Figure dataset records
┌──

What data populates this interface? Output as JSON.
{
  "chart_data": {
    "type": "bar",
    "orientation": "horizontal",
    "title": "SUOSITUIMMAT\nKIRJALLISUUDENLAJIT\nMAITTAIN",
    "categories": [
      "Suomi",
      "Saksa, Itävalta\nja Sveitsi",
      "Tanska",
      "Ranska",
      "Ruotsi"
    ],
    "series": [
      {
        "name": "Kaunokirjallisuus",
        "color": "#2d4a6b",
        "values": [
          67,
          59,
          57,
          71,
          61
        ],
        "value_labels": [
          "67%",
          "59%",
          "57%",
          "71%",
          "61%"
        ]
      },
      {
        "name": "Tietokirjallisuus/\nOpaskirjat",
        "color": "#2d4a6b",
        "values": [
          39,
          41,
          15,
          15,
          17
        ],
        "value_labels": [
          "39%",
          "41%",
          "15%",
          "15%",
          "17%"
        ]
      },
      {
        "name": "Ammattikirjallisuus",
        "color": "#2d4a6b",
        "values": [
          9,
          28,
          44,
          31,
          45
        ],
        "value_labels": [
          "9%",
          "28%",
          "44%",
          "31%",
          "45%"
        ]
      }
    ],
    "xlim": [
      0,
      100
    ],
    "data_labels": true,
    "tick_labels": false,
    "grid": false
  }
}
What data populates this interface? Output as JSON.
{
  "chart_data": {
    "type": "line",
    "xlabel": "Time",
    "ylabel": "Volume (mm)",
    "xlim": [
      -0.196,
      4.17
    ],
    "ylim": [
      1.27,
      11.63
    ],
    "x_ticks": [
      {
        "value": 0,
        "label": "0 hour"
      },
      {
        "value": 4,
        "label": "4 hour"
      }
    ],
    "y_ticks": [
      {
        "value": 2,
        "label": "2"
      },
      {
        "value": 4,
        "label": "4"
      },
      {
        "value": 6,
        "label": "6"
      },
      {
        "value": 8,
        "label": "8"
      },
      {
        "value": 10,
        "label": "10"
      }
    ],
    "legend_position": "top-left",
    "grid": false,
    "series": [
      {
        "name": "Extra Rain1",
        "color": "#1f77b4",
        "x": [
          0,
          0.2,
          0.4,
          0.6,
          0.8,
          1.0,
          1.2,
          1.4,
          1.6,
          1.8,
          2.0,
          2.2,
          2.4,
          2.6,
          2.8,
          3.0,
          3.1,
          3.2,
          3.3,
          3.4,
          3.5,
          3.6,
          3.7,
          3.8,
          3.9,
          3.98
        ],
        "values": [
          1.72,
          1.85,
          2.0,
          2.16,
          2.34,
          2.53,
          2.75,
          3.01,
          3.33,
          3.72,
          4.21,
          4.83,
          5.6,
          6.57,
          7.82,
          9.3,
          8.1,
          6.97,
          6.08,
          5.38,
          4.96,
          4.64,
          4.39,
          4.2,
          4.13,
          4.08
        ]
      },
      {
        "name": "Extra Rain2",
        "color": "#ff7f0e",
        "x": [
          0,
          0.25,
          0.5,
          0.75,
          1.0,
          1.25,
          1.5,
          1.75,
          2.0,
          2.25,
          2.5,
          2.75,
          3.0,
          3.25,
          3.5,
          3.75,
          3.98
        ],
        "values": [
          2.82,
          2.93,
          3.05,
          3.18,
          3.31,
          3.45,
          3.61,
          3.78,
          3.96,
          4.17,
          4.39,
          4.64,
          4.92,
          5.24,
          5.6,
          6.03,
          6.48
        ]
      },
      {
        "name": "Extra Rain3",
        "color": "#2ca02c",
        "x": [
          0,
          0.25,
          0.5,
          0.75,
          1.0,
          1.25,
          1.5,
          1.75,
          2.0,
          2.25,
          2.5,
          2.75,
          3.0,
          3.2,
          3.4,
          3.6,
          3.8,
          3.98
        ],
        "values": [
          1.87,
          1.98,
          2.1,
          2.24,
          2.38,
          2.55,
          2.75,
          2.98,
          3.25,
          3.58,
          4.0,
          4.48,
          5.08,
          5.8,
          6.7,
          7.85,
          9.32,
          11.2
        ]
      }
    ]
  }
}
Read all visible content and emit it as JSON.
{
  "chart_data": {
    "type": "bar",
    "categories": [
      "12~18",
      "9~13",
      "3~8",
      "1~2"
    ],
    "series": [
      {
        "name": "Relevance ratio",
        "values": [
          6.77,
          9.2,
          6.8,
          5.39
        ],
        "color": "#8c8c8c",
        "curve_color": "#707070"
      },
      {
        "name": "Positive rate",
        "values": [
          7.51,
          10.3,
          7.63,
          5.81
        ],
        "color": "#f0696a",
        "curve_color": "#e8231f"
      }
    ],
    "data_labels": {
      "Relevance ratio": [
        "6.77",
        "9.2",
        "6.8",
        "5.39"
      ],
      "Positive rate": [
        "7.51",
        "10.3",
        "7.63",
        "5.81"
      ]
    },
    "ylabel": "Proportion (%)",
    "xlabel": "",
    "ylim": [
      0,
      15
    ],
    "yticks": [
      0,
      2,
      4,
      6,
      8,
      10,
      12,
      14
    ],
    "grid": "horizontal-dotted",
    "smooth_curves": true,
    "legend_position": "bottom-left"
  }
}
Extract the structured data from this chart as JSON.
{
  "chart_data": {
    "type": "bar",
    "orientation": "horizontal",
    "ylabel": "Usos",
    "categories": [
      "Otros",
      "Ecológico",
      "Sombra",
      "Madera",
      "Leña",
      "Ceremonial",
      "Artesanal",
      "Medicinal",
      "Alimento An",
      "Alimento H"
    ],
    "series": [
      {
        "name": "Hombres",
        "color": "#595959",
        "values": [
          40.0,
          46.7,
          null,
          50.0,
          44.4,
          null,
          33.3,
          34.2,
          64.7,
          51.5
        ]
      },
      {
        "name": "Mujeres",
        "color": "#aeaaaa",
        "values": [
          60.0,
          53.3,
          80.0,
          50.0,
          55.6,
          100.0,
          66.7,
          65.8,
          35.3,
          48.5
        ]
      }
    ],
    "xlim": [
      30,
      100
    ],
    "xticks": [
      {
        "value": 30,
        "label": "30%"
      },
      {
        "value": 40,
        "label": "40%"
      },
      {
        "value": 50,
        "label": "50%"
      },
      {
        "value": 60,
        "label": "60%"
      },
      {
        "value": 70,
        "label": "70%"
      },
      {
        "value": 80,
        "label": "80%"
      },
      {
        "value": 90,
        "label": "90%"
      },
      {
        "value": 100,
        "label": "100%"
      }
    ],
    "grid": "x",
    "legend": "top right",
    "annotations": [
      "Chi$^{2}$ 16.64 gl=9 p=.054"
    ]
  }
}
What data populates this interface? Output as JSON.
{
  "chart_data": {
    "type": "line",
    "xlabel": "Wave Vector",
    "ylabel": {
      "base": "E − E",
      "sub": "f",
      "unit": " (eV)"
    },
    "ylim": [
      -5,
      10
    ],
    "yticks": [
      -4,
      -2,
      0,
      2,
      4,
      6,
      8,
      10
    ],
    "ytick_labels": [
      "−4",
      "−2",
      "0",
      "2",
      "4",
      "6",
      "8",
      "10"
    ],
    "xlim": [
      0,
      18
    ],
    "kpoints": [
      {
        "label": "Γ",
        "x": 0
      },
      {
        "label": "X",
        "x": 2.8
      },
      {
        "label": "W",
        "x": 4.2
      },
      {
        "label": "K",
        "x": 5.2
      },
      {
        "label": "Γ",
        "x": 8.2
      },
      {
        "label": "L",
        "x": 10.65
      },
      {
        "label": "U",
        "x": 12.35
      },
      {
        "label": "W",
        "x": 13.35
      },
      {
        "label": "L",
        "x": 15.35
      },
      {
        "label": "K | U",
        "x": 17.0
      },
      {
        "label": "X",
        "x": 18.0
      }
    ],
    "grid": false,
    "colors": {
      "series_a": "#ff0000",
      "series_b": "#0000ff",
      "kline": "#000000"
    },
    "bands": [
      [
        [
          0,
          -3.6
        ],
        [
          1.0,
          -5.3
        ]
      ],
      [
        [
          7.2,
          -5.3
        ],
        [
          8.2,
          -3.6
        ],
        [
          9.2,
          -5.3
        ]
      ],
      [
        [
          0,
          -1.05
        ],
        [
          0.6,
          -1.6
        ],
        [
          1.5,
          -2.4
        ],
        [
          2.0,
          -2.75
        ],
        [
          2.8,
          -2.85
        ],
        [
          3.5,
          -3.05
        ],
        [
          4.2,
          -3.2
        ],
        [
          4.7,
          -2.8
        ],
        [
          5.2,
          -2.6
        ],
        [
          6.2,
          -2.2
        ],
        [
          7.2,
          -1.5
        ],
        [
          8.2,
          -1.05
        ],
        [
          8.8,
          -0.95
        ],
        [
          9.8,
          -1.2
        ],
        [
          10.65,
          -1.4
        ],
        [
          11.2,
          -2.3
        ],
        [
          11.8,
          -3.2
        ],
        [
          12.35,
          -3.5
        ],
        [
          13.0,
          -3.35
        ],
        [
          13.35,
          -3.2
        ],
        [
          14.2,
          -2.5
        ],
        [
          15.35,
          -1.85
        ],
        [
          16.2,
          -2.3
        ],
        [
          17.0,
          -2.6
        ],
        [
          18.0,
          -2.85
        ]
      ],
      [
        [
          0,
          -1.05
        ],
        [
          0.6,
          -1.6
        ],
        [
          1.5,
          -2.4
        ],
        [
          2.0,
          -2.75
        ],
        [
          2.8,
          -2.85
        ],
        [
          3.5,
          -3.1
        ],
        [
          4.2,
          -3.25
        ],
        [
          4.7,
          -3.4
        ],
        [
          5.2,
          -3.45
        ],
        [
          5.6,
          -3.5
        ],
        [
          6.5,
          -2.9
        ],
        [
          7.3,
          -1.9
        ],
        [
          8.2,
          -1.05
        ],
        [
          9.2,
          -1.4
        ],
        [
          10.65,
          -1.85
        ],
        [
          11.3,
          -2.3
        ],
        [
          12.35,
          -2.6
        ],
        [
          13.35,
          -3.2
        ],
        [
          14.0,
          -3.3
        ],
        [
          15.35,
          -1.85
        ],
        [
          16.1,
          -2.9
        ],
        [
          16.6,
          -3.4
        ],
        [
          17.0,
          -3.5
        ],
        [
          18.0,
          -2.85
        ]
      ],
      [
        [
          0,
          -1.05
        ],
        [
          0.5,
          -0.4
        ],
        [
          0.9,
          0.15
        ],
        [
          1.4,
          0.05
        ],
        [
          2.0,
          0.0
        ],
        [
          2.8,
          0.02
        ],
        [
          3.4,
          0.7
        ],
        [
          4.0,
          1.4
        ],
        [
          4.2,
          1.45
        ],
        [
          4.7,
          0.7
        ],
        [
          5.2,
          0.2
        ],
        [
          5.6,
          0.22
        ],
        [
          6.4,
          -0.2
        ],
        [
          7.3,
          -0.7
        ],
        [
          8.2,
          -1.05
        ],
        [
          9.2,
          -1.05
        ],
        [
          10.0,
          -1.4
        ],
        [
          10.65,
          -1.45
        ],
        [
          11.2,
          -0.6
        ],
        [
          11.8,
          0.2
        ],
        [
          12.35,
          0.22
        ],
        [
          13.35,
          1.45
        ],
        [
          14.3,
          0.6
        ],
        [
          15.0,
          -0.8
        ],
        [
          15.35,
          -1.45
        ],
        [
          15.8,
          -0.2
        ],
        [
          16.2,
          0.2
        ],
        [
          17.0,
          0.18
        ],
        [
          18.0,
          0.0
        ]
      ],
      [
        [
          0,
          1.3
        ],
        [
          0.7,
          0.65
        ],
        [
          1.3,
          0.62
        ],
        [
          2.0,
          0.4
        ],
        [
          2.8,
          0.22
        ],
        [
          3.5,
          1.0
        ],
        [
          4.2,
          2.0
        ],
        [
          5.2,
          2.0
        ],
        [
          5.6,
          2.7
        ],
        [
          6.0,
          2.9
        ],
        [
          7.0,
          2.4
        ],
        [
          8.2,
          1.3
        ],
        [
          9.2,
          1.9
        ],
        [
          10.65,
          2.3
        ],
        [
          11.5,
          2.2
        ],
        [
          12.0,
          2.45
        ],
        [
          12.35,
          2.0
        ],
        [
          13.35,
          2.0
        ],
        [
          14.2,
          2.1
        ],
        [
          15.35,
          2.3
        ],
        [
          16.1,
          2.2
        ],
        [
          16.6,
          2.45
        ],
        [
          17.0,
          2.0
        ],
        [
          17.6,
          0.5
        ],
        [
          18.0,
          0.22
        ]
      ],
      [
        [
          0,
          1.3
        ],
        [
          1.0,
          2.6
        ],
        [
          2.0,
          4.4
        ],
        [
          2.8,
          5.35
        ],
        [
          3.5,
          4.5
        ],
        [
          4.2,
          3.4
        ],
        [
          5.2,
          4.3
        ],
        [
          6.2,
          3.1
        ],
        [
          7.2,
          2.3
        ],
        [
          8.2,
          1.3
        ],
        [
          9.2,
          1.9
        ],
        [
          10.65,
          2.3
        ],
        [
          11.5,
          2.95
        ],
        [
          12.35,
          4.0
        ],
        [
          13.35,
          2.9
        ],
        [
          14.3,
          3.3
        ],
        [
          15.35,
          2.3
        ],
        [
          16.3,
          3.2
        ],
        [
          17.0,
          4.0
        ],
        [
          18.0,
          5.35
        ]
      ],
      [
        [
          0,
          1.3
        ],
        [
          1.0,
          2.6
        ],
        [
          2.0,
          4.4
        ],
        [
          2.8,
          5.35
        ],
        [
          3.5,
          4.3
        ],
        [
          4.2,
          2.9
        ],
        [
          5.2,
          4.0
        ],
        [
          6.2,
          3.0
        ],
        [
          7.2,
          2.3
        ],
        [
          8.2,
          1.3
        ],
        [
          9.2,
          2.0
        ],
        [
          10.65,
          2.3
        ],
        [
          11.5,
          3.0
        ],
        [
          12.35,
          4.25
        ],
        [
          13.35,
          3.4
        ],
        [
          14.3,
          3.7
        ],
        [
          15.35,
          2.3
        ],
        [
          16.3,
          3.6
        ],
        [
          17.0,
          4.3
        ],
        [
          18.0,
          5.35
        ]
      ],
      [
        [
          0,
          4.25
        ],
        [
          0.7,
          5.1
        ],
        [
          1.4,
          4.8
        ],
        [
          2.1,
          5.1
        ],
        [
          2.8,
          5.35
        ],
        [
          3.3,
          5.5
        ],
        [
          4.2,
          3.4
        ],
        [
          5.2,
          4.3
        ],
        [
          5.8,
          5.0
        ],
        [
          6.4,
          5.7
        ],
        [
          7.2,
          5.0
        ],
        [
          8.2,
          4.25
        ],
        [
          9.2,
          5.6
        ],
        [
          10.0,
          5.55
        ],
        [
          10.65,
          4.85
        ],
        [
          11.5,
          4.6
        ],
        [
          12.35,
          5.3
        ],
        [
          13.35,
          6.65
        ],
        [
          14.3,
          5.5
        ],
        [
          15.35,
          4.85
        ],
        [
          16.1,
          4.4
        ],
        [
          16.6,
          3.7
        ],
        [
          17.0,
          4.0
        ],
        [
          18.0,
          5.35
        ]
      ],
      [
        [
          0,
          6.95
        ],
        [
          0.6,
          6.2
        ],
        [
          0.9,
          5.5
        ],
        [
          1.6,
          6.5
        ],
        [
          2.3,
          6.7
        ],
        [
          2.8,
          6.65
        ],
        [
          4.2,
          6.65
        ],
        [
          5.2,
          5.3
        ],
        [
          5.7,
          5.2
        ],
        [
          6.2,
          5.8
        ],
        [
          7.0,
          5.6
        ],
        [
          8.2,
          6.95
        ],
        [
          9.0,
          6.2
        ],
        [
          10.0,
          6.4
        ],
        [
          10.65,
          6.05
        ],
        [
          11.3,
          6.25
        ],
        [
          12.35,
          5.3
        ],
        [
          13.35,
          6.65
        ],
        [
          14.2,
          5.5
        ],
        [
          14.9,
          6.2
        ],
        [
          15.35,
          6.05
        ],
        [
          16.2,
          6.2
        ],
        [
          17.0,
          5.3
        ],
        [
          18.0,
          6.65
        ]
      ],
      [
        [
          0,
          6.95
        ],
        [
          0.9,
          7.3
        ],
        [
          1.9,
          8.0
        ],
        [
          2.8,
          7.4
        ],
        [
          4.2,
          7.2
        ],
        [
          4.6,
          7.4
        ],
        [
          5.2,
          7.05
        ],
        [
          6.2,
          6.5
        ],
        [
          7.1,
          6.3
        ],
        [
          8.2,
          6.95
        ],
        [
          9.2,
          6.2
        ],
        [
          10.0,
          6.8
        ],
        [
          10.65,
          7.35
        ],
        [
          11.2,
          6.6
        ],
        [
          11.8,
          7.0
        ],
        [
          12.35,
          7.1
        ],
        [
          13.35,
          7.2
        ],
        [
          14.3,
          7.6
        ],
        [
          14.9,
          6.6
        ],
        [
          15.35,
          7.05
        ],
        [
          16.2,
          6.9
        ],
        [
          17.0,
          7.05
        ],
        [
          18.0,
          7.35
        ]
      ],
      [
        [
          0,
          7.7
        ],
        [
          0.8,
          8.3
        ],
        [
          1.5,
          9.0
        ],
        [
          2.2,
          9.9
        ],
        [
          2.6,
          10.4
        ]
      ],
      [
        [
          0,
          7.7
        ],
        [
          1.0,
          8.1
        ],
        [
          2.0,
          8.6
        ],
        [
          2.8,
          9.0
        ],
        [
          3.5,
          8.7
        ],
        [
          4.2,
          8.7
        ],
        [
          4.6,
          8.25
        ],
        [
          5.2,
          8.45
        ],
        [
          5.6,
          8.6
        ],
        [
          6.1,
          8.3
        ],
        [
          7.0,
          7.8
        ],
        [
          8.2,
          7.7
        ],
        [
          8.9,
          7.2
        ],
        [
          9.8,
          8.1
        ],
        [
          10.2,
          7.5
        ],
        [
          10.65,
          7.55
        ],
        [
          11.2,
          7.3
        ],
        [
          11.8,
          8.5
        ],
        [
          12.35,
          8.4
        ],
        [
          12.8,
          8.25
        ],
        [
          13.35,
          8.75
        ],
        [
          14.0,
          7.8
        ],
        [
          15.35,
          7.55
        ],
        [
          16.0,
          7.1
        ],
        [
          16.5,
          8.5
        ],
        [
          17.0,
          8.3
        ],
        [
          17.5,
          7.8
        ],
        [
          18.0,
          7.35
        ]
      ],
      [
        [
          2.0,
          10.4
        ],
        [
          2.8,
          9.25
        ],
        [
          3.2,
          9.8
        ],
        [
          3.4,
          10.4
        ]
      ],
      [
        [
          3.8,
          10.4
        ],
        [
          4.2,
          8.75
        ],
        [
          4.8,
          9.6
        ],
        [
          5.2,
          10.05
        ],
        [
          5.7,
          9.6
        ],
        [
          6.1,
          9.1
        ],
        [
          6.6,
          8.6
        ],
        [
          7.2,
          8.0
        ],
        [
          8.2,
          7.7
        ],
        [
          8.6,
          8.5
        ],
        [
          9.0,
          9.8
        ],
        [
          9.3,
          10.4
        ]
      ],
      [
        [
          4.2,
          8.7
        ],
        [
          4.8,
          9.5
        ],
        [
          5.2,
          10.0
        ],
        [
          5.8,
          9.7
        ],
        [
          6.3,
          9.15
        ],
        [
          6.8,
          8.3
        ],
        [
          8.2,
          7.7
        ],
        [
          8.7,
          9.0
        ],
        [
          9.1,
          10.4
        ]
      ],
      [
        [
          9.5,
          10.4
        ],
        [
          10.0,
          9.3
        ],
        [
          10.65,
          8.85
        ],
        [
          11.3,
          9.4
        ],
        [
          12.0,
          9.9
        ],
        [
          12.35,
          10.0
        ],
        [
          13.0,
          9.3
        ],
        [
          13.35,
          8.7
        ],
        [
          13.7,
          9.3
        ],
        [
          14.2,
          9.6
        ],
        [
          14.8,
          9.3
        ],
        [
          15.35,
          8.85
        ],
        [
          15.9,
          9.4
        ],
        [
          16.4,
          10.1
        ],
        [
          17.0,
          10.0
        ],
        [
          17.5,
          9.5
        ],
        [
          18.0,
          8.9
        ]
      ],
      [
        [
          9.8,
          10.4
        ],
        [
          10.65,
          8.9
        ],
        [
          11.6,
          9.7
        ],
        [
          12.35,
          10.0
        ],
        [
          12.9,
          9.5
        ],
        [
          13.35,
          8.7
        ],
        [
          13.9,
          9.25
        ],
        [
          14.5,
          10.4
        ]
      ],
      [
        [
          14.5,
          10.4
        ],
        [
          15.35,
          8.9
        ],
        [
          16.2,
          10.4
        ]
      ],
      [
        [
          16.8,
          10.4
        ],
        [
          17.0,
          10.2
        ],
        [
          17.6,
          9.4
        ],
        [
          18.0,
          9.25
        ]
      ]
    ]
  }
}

└──

▶ [Problem]: Among these entries, how many lines include the string "xlabel"? Reply with the number by itself.

▶ [Result of the exercise]: 3